▶ **JOB**
Pick out every line in the data below that holds "métafichier".

▶ **RAW RECORDS**
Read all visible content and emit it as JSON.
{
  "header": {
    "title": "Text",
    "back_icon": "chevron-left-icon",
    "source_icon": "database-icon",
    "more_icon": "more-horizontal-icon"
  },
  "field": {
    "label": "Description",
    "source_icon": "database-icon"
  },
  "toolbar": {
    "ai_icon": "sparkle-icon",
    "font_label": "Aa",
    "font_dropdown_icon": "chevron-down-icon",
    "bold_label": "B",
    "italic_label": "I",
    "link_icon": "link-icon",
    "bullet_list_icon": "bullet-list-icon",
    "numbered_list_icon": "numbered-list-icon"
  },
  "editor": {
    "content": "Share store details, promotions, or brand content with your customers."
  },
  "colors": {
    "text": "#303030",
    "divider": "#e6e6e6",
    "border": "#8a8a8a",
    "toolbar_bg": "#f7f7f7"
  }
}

==

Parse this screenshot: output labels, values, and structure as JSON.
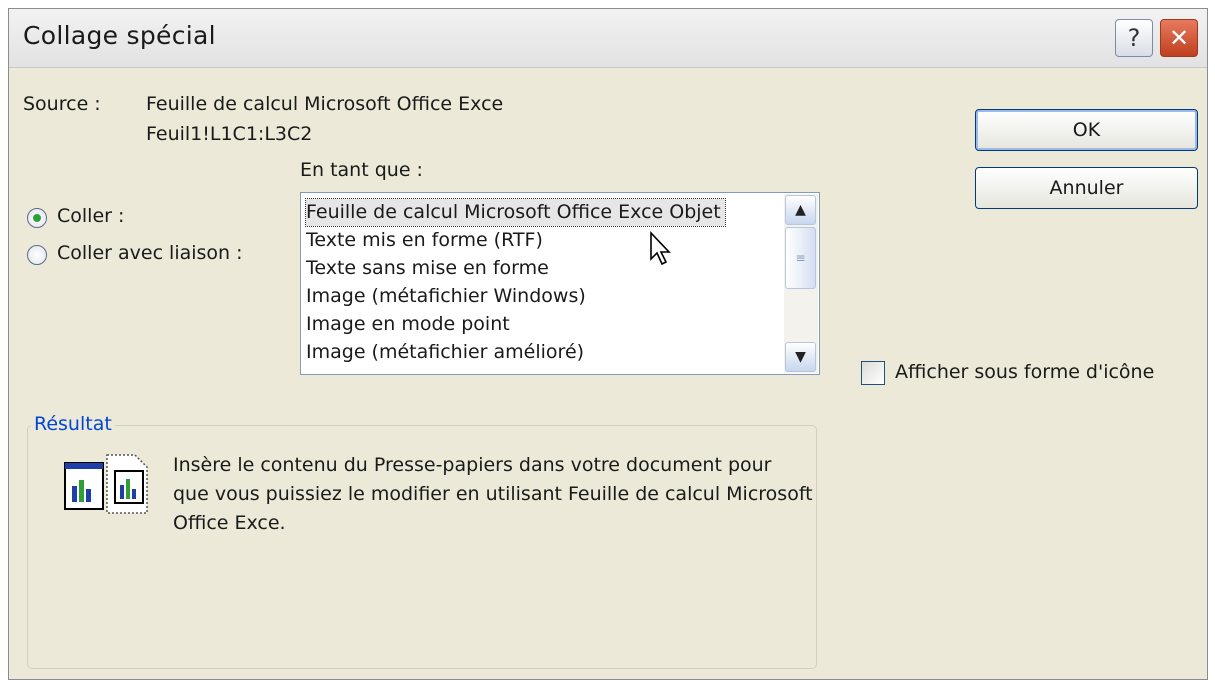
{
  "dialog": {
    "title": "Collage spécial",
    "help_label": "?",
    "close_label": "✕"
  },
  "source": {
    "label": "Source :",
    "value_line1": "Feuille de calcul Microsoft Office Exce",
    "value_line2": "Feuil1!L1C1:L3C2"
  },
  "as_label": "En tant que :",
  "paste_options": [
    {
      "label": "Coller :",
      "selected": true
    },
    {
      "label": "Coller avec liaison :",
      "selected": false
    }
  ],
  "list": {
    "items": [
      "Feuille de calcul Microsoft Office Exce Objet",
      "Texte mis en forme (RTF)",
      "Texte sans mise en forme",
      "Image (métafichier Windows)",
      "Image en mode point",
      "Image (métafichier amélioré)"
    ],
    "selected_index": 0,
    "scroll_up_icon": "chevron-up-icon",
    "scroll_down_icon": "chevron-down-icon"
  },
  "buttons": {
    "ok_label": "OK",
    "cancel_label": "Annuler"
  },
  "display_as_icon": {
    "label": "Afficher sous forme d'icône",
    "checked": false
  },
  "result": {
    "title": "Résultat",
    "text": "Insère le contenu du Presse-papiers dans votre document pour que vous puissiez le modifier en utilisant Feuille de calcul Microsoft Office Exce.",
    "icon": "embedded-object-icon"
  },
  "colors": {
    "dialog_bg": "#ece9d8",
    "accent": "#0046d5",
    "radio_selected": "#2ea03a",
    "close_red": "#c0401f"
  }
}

==

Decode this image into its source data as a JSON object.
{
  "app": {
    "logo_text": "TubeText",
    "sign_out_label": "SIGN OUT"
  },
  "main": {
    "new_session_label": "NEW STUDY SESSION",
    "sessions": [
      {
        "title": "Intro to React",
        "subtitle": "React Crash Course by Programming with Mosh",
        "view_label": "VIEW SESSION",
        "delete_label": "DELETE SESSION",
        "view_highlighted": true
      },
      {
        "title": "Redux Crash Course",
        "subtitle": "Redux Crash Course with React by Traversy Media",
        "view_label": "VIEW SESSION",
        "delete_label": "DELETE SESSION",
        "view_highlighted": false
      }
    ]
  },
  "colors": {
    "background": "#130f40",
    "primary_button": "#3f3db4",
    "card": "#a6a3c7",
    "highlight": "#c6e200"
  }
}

▶ **FINAL RESULT**
      "Image (métafichier Windows)",
      "Image (métafichier amélioré)"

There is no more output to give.